-- start Record list --
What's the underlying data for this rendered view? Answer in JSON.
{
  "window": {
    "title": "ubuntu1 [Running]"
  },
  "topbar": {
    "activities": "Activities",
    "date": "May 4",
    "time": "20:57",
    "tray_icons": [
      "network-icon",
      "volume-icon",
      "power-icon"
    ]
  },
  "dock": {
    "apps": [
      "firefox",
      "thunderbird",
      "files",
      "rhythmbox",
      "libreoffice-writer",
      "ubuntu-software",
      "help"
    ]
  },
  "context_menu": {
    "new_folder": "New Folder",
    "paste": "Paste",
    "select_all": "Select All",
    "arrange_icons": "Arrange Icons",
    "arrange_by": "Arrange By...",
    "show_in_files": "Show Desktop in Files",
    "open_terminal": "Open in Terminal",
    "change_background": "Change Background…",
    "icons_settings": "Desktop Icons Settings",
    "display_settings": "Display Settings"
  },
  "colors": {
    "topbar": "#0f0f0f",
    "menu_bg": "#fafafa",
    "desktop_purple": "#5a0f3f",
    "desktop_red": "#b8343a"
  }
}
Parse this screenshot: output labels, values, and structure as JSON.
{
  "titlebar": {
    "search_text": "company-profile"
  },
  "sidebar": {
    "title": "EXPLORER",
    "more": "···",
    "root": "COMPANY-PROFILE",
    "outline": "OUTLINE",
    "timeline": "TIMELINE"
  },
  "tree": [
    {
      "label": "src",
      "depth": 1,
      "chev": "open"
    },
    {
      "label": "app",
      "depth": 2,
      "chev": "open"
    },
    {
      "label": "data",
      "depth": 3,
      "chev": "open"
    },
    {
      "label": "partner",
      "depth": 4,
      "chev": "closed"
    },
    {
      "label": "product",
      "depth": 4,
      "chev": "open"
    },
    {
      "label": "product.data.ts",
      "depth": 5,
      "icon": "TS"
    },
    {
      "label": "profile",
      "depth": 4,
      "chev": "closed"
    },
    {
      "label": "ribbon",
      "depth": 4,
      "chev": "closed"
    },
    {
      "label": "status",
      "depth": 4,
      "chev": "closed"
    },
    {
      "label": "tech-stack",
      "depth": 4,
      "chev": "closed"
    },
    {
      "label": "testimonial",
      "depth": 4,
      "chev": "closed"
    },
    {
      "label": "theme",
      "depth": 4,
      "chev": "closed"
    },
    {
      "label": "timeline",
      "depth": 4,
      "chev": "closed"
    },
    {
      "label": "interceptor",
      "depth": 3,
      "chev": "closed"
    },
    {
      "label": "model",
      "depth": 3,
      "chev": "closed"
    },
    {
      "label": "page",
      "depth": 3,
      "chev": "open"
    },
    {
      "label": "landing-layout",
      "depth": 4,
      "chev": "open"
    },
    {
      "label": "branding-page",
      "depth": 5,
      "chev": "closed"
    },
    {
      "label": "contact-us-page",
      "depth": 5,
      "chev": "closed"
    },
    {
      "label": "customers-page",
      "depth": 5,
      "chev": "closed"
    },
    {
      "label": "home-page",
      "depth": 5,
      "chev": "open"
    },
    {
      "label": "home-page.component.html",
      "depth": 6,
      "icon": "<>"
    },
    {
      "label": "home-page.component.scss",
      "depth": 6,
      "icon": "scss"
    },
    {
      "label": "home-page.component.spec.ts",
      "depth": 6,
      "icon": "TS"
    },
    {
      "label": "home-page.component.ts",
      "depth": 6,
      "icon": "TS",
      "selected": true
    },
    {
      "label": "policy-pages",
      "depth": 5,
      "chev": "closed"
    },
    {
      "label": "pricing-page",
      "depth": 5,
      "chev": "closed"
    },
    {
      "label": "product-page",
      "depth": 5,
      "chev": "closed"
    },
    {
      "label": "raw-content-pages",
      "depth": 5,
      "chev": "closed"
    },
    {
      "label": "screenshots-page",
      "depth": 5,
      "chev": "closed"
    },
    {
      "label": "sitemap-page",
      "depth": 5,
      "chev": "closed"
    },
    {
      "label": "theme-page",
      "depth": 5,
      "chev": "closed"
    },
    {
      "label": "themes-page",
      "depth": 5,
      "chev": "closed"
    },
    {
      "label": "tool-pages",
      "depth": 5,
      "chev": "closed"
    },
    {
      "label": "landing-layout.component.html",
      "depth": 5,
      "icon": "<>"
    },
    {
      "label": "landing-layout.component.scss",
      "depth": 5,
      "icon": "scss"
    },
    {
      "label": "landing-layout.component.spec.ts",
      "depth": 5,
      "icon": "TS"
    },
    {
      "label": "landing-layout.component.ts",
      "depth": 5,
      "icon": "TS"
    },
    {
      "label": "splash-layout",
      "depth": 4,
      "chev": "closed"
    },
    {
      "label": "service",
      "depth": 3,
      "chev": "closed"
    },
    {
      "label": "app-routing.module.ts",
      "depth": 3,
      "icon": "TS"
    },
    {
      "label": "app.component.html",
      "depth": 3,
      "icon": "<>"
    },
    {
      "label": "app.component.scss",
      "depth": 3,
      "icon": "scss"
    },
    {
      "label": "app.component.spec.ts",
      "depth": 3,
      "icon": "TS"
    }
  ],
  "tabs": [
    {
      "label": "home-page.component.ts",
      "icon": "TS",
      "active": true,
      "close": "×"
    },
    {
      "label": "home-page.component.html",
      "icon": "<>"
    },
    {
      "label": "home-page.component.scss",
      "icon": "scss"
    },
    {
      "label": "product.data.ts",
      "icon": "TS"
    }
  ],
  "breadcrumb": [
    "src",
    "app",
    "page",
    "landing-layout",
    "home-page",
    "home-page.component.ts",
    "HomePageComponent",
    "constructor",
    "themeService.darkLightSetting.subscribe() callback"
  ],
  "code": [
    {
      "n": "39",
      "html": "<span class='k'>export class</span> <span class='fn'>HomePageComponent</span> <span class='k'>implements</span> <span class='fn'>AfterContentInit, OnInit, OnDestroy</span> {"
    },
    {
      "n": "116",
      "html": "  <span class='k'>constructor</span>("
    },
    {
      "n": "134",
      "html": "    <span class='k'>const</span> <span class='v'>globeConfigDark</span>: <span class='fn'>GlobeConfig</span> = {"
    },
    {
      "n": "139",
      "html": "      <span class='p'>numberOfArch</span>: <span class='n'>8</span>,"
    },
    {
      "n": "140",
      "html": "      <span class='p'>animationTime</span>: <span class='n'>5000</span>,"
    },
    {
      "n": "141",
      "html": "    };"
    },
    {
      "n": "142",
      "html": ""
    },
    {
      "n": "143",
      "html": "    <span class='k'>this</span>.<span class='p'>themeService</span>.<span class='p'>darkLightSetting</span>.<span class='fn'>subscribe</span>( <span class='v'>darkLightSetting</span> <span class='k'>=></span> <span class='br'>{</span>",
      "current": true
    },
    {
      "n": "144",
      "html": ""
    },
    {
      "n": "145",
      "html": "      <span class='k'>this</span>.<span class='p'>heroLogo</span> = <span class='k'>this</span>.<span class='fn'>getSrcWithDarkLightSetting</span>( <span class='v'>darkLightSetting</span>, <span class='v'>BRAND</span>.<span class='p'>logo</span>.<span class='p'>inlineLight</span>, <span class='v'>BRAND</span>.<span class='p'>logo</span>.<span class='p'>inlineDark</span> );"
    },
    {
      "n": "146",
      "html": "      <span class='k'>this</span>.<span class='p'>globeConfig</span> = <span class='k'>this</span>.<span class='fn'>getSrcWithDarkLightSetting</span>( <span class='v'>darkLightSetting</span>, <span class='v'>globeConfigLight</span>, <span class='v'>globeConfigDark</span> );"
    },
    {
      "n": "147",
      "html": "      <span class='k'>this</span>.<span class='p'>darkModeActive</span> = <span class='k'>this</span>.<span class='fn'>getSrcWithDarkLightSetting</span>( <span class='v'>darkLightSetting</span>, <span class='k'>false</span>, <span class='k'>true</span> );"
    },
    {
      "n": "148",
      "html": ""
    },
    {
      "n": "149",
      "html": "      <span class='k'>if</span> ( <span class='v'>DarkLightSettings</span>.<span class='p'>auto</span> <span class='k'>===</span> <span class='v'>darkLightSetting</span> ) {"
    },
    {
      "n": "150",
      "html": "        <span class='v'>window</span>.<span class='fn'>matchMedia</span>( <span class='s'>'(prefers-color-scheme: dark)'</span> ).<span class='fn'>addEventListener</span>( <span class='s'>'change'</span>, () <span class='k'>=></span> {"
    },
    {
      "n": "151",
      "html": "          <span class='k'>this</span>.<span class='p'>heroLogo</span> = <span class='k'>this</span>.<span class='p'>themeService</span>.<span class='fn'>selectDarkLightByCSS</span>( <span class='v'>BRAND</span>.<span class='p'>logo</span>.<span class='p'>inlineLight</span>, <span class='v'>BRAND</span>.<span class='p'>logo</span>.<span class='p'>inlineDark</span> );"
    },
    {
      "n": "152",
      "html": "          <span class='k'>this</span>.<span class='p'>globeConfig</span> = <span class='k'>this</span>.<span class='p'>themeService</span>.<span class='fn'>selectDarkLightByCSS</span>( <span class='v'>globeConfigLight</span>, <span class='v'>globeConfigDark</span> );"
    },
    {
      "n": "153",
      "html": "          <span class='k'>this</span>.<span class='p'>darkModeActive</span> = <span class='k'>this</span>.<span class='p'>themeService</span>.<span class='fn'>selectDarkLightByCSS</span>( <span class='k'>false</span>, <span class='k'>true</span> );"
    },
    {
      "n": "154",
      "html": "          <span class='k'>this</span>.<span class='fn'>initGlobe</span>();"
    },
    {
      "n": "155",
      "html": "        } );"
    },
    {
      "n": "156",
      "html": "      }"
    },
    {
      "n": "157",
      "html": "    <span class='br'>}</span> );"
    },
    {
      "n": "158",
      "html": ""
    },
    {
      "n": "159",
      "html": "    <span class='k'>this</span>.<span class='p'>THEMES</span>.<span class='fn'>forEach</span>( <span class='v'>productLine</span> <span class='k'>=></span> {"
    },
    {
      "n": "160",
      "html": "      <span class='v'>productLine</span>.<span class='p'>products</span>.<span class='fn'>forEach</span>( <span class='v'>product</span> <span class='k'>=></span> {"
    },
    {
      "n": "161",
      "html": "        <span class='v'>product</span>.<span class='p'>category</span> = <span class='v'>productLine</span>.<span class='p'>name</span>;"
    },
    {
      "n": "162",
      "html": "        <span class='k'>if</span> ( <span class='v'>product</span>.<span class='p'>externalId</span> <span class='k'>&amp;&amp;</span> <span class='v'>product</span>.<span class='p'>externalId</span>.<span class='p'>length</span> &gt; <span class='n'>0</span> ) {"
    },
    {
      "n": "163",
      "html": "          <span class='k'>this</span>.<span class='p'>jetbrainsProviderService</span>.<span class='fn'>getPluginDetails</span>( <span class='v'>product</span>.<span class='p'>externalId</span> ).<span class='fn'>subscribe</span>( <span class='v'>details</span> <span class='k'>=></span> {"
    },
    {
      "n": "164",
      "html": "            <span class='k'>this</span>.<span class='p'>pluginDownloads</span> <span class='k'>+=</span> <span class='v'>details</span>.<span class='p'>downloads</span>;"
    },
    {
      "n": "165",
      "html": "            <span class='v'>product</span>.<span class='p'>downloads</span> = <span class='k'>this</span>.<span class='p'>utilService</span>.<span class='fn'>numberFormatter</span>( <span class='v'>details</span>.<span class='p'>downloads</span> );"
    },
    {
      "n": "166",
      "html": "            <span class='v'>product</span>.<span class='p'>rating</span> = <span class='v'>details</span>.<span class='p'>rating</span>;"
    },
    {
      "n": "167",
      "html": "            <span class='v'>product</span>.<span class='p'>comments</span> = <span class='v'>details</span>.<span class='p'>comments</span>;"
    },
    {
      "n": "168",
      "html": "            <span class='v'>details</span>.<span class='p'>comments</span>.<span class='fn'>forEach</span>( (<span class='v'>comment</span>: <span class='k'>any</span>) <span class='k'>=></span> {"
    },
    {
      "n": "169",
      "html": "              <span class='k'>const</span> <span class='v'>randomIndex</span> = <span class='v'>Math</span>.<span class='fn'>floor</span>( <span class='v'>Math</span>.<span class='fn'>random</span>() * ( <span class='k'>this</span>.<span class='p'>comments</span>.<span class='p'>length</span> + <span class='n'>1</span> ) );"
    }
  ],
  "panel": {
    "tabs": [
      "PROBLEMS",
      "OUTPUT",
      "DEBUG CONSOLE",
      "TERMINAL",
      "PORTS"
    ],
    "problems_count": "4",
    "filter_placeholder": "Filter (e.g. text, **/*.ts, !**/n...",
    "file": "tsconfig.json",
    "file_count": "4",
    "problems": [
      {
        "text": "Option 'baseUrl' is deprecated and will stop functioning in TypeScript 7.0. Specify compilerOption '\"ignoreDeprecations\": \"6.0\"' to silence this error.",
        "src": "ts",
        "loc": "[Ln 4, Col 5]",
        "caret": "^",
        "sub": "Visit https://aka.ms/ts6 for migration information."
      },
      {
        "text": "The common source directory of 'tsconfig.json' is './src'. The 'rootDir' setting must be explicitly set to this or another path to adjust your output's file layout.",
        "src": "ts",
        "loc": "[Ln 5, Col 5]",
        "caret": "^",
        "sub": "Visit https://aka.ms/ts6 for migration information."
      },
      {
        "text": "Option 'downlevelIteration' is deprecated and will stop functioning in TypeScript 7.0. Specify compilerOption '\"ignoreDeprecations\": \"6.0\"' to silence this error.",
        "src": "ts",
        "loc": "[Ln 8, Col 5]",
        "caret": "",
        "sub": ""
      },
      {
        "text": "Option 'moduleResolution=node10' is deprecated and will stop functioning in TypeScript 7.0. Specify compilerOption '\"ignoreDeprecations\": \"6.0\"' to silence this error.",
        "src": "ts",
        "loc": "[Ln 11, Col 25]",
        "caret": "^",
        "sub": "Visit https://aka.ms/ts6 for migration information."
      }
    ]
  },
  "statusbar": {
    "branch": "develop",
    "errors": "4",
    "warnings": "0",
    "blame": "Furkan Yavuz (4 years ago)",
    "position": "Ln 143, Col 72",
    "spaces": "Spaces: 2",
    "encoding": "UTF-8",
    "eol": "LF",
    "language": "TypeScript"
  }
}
-- end Record list --
Task to carry out
From the entries above, collect every line with the string "tsconfig" in it.

Expected answer
    "file": "tsconfig.json",
        "text": "The common source directory of 'tsconfig.json' is './src'. The 'rootDir' setting must be explicitly set to this or another path to adjust your output's file layout.",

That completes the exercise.